*REQUEST*.
Tally up the lines that include "image" and state that number by itself.

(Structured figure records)

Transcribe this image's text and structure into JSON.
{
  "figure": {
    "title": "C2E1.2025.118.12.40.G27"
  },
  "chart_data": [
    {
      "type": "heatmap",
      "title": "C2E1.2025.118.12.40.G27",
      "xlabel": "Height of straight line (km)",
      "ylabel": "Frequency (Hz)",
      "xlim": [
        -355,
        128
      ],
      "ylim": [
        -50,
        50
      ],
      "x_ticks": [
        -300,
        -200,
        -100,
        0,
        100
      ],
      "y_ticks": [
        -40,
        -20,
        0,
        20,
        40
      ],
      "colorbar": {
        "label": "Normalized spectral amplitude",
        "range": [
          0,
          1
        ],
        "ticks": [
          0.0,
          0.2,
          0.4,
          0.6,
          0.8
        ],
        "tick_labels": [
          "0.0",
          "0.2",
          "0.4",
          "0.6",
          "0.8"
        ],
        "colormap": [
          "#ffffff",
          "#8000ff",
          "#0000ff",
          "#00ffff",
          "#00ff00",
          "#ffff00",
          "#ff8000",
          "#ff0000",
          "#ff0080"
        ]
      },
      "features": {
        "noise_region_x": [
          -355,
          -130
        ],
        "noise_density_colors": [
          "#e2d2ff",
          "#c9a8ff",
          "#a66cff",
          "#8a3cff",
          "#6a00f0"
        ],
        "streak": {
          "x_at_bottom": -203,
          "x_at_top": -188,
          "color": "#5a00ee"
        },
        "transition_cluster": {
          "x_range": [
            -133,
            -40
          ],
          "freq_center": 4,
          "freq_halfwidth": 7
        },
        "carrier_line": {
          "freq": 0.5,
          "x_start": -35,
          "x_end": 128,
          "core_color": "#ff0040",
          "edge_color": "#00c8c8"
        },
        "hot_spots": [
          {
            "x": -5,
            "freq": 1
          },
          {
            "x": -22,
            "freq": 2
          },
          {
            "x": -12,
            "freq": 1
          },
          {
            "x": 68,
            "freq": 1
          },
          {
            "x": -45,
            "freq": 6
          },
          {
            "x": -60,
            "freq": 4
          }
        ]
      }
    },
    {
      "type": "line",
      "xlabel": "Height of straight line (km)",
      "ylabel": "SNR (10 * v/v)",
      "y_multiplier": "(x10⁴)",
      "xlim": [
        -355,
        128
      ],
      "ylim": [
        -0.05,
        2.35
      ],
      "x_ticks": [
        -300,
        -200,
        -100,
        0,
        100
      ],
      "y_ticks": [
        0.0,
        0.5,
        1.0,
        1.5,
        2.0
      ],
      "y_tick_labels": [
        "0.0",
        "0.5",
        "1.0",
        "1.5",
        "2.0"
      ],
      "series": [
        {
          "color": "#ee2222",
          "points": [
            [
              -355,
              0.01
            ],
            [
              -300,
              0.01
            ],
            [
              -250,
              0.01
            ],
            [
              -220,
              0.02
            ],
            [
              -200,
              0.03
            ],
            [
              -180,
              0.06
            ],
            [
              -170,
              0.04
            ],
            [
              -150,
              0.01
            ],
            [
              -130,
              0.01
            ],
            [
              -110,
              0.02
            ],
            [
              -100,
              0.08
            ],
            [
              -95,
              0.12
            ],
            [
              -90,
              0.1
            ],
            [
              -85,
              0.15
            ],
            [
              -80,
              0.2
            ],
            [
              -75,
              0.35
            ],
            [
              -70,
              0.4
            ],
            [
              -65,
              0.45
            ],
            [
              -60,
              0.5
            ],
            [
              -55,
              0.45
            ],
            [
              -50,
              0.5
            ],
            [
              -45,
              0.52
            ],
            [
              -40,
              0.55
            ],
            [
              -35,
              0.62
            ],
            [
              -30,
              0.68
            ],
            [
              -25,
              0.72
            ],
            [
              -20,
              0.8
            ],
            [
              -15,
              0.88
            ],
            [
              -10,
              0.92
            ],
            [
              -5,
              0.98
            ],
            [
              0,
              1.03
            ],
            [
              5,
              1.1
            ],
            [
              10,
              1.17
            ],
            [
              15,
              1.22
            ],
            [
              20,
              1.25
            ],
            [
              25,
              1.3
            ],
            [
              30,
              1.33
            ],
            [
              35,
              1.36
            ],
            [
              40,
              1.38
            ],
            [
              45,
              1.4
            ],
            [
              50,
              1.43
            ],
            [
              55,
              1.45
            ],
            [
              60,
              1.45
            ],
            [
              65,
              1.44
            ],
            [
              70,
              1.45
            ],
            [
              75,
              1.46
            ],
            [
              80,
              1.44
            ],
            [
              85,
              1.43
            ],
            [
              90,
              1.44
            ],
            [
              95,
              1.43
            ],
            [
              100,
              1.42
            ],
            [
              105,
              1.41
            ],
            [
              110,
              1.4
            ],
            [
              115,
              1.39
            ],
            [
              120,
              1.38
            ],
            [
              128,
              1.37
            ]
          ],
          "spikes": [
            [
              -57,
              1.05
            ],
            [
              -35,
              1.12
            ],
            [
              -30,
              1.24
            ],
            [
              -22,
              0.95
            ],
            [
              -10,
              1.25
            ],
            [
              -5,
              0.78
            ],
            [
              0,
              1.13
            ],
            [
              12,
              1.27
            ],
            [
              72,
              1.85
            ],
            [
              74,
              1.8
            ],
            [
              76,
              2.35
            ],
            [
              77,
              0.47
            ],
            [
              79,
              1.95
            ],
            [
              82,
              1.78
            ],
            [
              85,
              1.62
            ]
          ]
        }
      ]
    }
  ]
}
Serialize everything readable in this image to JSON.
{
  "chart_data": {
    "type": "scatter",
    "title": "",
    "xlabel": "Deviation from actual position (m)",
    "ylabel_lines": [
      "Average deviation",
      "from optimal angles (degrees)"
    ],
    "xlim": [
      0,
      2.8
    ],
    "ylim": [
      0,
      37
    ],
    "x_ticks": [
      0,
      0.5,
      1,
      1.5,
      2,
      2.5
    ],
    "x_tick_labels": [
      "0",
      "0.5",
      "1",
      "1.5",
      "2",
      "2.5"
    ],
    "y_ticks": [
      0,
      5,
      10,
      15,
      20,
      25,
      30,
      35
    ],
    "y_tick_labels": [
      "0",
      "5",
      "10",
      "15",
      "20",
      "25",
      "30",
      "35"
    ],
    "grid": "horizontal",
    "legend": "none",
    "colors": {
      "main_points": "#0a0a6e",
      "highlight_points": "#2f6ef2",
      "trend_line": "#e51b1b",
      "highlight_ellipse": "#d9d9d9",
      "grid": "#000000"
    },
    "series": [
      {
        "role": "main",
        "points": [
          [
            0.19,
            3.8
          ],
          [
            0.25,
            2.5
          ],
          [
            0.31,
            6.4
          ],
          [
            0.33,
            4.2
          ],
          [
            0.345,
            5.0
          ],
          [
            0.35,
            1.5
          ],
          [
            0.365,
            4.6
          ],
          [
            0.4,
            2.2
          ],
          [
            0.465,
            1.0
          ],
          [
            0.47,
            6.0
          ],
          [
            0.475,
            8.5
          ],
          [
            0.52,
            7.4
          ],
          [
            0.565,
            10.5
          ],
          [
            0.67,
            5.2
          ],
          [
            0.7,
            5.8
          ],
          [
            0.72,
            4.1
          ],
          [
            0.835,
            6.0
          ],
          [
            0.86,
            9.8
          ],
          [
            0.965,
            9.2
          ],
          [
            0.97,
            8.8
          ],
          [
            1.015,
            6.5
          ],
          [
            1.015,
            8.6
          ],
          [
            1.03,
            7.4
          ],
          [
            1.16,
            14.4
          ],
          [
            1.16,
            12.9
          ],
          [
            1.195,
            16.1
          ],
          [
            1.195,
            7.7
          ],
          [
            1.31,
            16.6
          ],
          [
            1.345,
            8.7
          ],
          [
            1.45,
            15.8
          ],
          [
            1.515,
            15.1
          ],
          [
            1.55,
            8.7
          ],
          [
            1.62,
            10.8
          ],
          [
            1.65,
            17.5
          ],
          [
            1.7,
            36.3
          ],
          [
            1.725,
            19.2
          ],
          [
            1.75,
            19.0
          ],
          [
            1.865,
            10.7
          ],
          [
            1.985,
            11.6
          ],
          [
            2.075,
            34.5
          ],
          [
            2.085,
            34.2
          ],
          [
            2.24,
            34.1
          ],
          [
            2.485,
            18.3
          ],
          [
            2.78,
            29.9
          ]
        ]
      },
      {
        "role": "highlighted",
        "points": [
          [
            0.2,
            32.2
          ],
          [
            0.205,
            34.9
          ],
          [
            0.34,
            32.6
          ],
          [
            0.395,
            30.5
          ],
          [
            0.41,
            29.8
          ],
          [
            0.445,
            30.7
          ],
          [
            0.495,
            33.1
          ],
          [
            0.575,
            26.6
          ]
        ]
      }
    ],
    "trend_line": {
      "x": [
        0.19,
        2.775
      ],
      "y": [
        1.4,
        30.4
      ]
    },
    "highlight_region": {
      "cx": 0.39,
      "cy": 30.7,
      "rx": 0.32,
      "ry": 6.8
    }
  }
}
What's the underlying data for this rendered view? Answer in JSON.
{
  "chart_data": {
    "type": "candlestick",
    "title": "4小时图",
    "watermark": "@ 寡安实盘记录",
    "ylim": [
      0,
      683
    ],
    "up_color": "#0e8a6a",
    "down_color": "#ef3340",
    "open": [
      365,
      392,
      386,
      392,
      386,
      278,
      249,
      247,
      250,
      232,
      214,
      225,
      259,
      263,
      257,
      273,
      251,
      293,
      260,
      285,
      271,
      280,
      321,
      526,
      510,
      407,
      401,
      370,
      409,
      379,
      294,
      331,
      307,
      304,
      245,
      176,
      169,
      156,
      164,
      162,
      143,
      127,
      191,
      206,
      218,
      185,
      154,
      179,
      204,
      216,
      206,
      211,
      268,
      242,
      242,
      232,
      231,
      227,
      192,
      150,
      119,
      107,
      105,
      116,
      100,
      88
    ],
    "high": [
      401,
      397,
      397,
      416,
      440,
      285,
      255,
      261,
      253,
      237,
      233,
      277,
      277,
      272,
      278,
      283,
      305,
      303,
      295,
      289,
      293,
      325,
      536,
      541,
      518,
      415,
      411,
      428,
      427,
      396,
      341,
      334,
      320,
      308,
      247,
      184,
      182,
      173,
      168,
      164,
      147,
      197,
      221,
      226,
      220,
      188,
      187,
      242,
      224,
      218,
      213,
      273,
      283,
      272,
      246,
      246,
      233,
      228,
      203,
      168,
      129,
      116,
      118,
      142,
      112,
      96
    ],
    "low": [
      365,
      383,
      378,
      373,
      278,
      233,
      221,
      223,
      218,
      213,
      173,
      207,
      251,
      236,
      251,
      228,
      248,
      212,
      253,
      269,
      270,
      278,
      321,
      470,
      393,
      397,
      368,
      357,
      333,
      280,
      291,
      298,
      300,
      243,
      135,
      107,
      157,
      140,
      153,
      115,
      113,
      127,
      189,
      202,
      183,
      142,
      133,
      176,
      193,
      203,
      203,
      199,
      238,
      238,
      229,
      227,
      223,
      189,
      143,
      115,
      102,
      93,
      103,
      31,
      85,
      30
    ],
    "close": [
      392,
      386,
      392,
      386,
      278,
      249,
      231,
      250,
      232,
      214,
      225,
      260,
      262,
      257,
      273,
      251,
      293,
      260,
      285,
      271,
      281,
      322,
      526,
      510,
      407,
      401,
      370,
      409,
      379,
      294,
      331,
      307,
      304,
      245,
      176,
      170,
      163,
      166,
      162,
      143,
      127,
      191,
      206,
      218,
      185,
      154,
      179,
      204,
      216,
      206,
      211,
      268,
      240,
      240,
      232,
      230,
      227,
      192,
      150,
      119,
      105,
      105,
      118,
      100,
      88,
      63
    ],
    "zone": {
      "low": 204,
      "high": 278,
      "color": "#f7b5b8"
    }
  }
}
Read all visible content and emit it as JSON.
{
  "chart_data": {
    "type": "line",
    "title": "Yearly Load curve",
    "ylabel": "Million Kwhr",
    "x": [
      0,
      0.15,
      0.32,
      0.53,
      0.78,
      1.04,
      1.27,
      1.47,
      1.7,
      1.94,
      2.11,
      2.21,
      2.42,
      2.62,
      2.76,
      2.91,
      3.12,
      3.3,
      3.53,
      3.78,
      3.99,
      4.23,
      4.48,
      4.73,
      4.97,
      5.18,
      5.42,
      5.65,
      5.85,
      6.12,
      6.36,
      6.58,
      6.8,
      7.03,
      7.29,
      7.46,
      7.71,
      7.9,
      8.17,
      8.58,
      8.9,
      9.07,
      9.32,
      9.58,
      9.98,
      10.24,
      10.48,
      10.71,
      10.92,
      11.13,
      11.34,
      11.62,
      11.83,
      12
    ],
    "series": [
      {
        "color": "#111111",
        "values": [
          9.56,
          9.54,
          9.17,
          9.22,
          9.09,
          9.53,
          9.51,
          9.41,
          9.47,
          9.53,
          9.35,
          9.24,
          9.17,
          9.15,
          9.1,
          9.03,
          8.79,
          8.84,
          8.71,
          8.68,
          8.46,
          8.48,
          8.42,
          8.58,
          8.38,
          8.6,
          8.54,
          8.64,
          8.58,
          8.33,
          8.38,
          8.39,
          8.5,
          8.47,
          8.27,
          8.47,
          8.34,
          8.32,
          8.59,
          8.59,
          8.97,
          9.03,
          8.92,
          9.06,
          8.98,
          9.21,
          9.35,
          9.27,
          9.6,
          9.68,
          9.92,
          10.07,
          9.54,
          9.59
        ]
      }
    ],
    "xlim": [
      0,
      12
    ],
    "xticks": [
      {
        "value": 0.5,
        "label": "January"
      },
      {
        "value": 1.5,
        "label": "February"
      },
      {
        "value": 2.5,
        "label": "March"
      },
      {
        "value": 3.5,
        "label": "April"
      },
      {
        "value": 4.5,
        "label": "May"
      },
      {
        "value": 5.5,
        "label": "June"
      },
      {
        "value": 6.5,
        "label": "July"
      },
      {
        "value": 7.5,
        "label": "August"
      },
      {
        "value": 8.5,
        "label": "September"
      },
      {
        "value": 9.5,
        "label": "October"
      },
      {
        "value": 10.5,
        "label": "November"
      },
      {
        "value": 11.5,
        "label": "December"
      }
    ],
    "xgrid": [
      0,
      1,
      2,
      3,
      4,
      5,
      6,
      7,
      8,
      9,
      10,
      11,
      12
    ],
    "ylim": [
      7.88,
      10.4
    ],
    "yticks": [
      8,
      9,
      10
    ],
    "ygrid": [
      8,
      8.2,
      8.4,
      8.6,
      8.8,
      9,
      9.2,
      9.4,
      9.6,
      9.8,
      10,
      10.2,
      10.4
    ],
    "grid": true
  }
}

*SOLUTION TO THIS TASK*.
2